EXERCISE BRIEF — Each entry must be reproduced precisely as it stands.

Part of a data file:

= = = =

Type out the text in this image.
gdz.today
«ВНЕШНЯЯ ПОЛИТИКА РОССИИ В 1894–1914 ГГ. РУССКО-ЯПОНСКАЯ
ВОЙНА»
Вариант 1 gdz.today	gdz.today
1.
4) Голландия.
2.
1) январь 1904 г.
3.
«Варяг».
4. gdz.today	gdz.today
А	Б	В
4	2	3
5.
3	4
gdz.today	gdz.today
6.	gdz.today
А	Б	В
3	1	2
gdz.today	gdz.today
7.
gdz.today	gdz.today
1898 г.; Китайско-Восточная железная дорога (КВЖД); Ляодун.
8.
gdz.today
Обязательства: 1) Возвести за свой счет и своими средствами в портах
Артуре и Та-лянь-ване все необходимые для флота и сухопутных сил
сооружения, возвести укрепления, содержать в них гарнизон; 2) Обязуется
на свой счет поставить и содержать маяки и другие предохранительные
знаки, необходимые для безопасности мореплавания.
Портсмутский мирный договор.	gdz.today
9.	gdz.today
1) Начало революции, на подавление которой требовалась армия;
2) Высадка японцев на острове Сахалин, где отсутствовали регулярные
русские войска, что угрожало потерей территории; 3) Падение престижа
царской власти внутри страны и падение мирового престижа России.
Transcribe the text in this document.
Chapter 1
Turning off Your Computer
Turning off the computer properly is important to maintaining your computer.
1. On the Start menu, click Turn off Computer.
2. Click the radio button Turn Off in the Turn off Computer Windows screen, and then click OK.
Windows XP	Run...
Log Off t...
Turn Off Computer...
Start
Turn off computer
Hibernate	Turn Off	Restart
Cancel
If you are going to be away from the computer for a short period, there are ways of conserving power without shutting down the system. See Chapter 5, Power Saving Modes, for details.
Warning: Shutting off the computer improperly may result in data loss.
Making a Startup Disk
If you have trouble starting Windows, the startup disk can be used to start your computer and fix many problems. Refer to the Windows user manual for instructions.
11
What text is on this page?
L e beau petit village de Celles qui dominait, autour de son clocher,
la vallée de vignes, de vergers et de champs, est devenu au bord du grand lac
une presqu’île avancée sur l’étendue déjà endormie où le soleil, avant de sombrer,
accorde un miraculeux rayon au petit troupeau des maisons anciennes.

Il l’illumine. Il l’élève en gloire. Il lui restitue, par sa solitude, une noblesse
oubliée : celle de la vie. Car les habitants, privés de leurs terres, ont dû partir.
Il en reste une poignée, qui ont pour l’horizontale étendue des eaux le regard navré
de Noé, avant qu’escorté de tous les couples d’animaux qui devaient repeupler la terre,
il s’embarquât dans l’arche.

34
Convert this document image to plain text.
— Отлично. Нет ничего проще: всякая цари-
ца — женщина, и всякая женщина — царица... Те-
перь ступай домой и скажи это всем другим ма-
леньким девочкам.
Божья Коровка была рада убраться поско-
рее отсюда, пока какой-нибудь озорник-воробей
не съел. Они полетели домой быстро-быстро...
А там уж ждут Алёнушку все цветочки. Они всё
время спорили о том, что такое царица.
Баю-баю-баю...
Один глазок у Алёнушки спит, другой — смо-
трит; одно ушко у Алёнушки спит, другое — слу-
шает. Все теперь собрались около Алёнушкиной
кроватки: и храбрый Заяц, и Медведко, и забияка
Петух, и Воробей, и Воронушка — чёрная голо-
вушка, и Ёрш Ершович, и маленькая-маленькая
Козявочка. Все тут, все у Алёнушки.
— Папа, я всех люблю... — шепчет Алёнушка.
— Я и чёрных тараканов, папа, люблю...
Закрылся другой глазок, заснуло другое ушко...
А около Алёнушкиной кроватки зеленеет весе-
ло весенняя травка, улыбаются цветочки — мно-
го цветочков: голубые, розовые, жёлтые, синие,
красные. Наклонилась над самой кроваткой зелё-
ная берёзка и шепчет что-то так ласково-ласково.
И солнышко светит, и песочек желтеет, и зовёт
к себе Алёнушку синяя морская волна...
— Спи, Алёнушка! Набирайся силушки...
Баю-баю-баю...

= = = =

OUTPUT BELOW —
Type out the text in this image.
gdz.today
«ВНЕШНЯЯ ПОЛИТИКА РОССИИ В 1894–1914 ГГ. РУССКО-ЯПОНСКАЯ
ВОЙНА»
Вариант 1 gdz.today	gdz.today
1.
4) Голландия.
2.
1) январь 1904 г.
3.
«Варяг».
4. gdz.today	gdz.today
А	Б	В
4	2	3
5.
3	4
gdz.today	gdz.today
6.	gdz.today
А	Б	В
3	1	2
gdz.today	gdz.today
7.
gdz.today	gdz.today
1898 г.; Китайско-Восточная железная дорога (КВЖД); Ляодун.
8.
gdz.today
Обязательства: 1) Возвести за свой счет и своими средствами в портах
Артуре и Та-лянь-ване все необходимые для флота и сухопутных сил
сооружения, возвести укрепления, содержать в них гарнизон; 2) Обязуется
на свой счет поставить и содержать маяки и другие предохранительные
знаки, необходимые для безопасности мореплавания.
Портсмутский мирный договор.	gdz.today
9.	gdz.today
1) Начало революции, на подавление которой требовалась армия;
2) Высадка японцев на острове Сахалин, где отсутствовали регулярные
русские войска, что угрожало потерей территории; 3) Падение престижа
царской власти внутри страны и падение мирового престижа России.
Transcribe the text in this document.
Chapter 1
Turning off Your Computer
Turning off the computer properly is important to maintaining your computer.
1. On the Start menu, click Turn off Computer.
2. Click the radio button Turn Off in the Turn off Computer Windows screen, and then click OK.
Windows XP	Run...
Log Off t...
Turn Off Computer...
Start
Turn off computer
Hibernate	Turn Off	Restart
Cancel
If you are going to be away from the computer for a short period, there are ways of conserving power without shutting down the system. See Chapter 5, Power Saving Modes, for details.
Warning: Shutting off the computer improperly may result in data loss.
Making a Startup Disk
If you have trouble starting Windows, the startup disk can be used to start your computer and fix many problems. Refer to the Windows user manual for instructions.
11
What text is on this page?
L e beau petit village de Celles qui dominait, autour de son clocher,
la vallée de vignes, de vergers et de champs, est devenu au bord du grand lac
une presqu’île avancée sur l’étendue déjà endormie où le soleil, avant de sombrer,
accorde un miraculeux rayon au petit troupeau des maisons anciennes.

Il l’illumine. Il l’élève en gloire. Il lui restitue, par sa solitude, une noblesse
oubliée : celle de la vie. Car les habitants, privés de leurs terres, ont dû partir.
Il en reste une poignée, qui ont pour l’horizontale étendue des eaux le regard navré
de Noé, avant qu’escorté de tous les couples d’animaux qui devaient repeupler la terre,
il s’embarquât dans l’arche.

34
Convert this document image to plain text.
— Отлично. Нет ничего проще: всякая цари-
ца — женщина, и всякая женщина — царица... Те-
перь ступай домой и скажи это всем другим ма-
леньким девочкам.
Божья Коровка была рада убраться поско-
рее отсюда, пока какой-нибудь озорник-воробей
не съел. Они полетели домой быстро-быстро...
А там уж ждут Алёнушку все цветочки. Они всё
время спорили о том, что такое царица.
Баю-баю-баю...
Один глазок у Алёнушки спит, другой — смо-
трит; одно ушко у Алёнушки спит, другое — слу-
шает. Все теперь собрались около Алёнушкиной
кроватки: и храбрый Заяц, и Медведко, и забияка
Петух, и Воробей, и Воронушка — чёрная голо-
вушка, и Ёрш Ершович, и маленькая-маленькая
Козявочка. Все тут, все у Алёнушки.
— Папа, я всех люблю... — шепчет Алёнушка.
— Я и чёрных тараканов, папа, люблю...
Закрылся другой глазок, заснуло другое ушко...
А около Алёнушкиной кроватки зеленеет весе-
ло весенняя травка, улыбаются цветочки — мно-
го цветочков: голубые, розовые, жёлтые, синие,
красные. Наклонилась над самой кроваткой зелё-
ная берёзка и шепчет что-то так ласково-ласково.
И солнышко светит, и песочек желтеет, и зовёт
к себе Алёнушку синяя морская волна...
— Спи, Алёнушка! Набирайся силушки...
Баю-баю-баю...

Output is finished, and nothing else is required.